→ Prompt
Count how many lines contain the word "JSON". Please give only the number.

───── Information shown ─────

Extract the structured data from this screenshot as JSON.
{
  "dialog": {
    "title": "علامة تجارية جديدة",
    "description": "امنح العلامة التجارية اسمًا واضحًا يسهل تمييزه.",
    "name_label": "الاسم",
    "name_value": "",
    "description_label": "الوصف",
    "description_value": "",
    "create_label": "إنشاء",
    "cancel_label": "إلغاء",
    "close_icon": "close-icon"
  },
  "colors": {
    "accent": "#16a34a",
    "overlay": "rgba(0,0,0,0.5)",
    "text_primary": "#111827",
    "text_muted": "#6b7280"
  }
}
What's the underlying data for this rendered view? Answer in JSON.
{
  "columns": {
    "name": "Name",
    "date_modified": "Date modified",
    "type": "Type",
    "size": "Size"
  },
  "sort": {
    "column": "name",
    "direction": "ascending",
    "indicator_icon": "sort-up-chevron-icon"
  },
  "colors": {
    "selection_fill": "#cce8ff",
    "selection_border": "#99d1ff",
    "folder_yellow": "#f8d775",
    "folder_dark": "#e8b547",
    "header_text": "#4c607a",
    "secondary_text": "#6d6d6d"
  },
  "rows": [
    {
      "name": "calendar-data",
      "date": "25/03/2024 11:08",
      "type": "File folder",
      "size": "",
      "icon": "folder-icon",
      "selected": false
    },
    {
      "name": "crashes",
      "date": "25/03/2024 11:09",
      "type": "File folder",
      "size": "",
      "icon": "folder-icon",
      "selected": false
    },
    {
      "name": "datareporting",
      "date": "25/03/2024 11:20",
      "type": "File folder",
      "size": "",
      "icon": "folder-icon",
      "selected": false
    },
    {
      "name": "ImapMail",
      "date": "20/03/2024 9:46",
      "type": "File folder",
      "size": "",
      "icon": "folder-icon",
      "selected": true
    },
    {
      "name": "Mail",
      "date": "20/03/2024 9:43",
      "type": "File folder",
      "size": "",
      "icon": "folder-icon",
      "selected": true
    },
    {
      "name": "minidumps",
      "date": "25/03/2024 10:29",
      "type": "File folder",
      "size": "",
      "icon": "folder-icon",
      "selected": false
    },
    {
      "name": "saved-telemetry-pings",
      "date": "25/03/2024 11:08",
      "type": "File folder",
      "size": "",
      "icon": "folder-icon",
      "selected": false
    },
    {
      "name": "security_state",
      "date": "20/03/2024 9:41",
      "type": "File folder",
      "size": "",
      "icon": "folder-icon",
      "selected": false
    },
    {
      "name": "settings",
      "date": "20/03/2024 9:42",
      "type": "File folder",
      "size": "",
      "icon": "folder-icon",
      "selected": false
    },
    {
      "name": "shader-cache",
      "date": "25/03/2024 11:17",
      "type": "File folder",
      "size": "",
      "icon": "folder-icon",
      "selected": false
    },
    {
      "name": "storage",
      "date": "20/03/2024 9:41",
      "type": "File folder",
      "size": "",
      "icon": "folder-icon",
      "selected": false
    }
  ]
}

─────

→ Exercise output
2